**Stored data**
* * *

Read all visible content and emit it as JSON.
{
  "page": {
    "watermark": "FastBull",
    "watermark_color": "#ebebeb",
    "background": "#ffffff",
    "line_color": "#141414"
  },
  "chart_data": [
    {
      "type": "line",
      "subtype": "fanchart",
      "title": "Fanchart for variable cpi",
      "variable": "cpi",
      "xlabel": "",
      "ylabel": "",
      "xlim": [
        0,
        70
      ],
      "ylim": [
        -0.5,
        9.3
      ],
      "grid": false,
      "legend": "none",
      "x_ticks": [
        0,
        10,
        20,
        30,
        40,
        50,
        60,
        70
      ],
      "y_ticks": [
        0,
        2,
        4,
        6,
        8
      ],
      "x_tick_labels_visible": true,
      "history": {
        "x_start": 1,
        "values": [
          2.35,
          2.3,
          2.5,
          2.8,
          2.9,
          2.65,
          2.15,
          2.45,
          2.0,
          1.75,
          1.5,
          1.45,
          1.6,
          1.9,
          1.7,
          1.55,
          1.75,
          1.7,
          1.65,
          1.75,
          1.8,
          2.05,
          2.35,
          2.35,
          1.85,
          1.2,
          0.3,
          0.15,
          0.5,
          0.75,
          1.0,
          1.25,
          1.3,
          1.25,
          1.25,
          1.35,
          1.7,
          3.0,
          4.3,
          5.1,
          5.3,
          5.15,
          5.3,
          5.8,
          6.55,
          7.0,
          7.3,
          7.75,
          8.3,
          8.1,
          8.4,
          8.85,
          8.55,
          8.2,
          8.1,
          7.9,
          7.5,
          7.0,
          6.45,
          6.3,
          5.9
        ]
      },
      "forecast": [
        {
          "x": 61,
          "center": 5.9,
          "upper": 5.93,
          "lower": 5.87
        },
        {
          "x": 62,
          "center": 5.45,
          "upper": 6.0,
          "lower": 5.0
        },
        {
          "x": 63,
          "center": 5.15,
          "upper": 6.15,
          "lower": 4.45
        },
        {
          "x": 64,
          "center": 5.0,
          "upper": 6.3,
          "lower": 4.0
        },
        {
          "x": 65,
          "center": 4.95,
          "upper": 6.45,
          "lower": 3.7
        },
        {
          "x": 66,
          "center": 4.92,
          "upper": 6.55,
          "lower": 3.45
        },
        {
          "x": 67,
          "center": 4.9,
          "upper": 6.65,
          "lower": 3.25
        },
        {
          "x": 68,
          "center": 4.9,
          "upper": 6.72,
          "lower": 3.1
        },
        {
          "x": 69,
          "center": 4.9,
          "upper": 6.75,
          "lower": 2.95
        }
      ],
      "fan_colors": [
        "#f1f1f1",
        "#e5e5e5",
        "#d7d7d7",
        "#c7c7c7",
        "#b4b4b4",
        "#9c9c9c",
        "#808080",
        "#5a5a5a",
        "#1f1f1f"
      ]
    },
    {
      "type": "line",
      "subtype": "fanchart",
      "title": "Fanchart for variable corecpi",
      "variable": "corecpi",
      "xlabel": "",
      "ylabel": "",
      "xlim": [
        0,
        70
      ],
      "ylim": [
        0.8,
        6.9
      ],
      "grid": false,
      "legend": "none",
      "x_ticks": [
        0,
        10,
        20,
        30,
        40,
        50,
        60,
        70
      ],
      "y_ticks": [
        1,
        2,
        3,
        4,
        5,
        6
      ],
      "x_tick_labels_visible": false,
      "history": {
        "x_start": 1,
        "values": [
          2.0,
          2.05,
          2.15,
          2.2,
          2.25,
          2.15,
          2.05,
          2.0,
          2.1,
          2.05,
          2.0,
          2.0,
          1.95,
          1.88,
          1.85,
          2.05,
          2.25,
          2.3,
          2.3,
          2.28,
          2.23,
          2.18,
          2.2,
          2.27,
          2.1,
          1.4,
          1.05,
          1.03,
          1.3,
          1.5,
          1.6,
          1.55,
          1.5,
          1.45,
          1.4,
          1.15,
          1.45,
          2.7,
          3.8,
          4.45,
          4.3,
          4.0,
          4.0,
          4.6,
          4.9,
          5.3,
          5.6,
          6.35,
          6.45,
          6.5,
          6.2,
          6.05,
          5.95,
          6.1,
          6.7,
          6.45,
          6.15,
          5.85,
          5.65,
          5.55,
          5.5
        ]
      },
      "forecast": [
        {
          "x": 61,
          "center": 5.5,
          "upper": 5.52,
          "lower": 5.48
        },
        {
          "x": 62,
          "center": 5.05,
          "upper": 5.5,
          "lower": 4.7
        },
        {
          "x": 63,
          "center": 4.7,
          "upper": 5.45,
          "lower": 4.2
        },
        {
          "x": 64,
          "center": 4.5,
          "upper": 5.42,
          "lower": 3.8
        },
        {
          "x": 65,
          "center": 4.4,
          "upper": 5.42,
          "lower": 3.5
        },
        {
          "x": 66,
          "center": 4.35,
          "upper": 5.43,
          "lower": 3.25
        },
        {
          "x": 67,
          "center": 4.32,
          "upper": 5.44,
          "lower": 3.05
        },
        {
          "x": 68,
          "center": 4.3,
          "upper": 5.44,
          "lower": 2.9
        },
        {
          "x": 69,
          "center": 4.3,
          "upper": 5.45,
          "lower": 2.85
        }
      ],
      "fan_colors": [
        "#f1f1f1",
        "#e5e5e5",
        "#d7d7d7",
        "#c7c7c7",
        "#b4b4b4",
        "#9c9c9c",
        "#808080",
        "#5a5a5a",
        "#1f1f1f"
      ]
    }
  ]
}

* * *

**Goal**
Reproduce every entry shown above, precisely as it stands.

**Response**
Read all visible content and emit it as JSON.
{
  "page": {
    "watermark": "FastBull",
    "watermark_color": "#ebebeb",
    "background": "#ffffff",
    "line_color": "#141414"
  },
  "chart_data": [
    {
      "type": "line",
      "subtype": "fanchart",
      "title": "Fanchart for variable cpi",
      "variable": "cpi",
      "xlabel": "",
      "ylabel": "",
      "xlim": [
        0,
        70
      ],
      "ylim": [
        -0.5,
        9.3
      ],
      "grid": false,
      "legend": "none",
      "x_ticks": [
        0,
        10,
        20,
        30,
        40,
        50,
        60,
        70
      ],
      "y_ticks": [
        0,
        2,
        4,
        6,
        8
      ],
      "x_tick_labels_visible": true,
      "history": {
        "x_start": 1,
        "values": [
          2.35,
          2.3,
          2.5,
          2.8,
          2.9,
          2.65,
          2.15,
          2.45,
          2.0,
          1.75,
          1.5,
          1.45,
          1.6,
          1.9,
          1.7,
          1.55,
          1.75,
          1.7,
          1.65,
          1.75,
          1.8,
          2.05,
          2.35,
          2.35,
          1.85,
          1.2,
          0.3,
          0.15,
          0.5,
          0.75,
          1.0,
          1.25,
          1.3,
          1.25,
          1.25,
          1.35,
          1.7,
          3.0,
          4.3,
          5.1,
          5.3,
          5.15,
          5.3,
          5.8,
          6.55,
          7.0,
          7.3,
          7.75,
          8.3,
          8.1,
          8.4,
          8.85,
          8.55,
          8.2,
          8.1,
          7.9,
          7.5,
          7.0,
          6.45,
          6.3,
          5.9
        ]
      },
      "forecast": [
        {
          "x": 61,
          "center": 5.9,
          "upper": 5.93,
          "lower": 5.87
        },
        {
          "x": 62,
          "center": 5.45,
          "upper": 6.0,
          "lower": 5.0
        },
        {
          "x": 63,
          "center": 5.15,
          "upper": 6.15,
          "lower": 4.45
        },
        {
          "x": 64,
          "center": 5.0,
          "upper": 6.3,
          "lower": 4.0
        },
        {
          "x": 65,
          "center": 4.95,
          "upper": 6.45,
          "lower": 3.7
        },
        {
          "x": 66,
          "center": 4.92,
          "upper": 6.55,
          "lower": 3.45
        },
        {
          "x": 67,
          "center": 4.9,
          "upper": 6.65,
          "lower": 3.25
        },
        {
          "x": 68,
          "center": 4.9,
          "upper": 6.72,
          "lower": 3.1
        },
        {
          "x": 69,
          "center": 4.9,
          "upper": 6.75,
          "lower": 2.95
        }
      ],
      "fan_colors": [
        "#f1f1f1",
        "#e5e5e5",
        "#d7d7d7",
        "#c7c7c7",
        "#b4b4b4",
        "#9c9c9c",
        "#808080",
        "#5a5a5a",
        "#1f1f1f"
      ]
    },
    {
      "type": "line",
      "subtype": "fanchart",
      "title": "Fanchart for variable corecpi",
      "variable": "corecpi",
      "xlabel": "",
      "ylabel": "",
      "xlim": [
        0,
        70
      ],
      "ylim": [
        0.8,
        6.9
      ],
      "grid": false,
      "legend": "none",
      "x_ticks": [
        0,
        10,
        20,
        30,
        40,
        50,
        60,
        70
      ],
      "y_ticks": [
        1,
        2,
        3,
        4,
        5,
        6
      ],
      "x_tick_labels_visible": false,
      "history": {
        "x_start": 1,
        "values": [
          2.0,
          2.05,
          2.15,
          2.2,
          2.25,
          2.15,
          2.05,
          2.0,
          2.1,
          2.05,
          2.0,
          2.0,
          1.95,
          1.88,
          1.85,
          2.05,
          2.25,
          2.3,
          2.3,
          2.28,
          2.23,
          2.18,
          2.2,
          2.27,
          2.1,
          1.4,
          1.05,
          1.03,
          1.3,
          1.5,
          1.6,
          1.55,
          1.5,
          1.45,
          1.4,
          1.15,
          1.45,
          2.7,
          3.8,
          4.45,
          4.3,
          4.0,
          4.0,
          4.6,
          4.9,
          5.3,
          5.6,
          6.35,
          6.45,
          6.5,
          6.2,
          6.05,
          5.95,
          6.1,
          6.7,
          6.45,
          6.15,
          5.85,
          5.65,
          5.55,
          5.5
        ]
      },
      "forecast": [
        {
          "x": 61,
          "center": 5.5,
          "upper": 5.52,
          "lower": 5.48
        },
        {
          "x": 62,
          "center": 5.05,
          "upper": 5.5,
          "lower": 4.7
        },
        {
          "x": 63,
          "center": 4.7,
          "upper": 5.45,
          "lower": 4.2
        },
        {
          "x": 64,
          "center": 4.5,
          "upper": 5.42,
          "lower": 3.8
        },
        {
          "x": 65,
          "center": 4.4,
          "upper": 5.42,
          "lower": 3.5
        },
        {
          "x": 66,
          "center": 4.35,
          "upper": 5.43,
          "lower": 3.25
        },
        {
          "x": 67,
          "center": 4.32,
          "upper": 5.44,
          "lower": 3.05
        },
        {
          "x": 68,
          "center": 4.3,
          "upper": 5.44,
          "lower": 2.9
        },
        {
          "x": 69,
          "center": 4.3,
          "upper": 5.45,
          "lower": 2.85
        }
      ],
      "fan_colors": [
        "#f1f1f1",
        "#e5e5e5",
        "#d7d7d7",
        "#c7c7c7",
        "#b4b4b4",
        "#9c9c9c",
        "#808080",
        "#5a5a5a",
        "#1f1f1f"
      ]
    }
  ]
}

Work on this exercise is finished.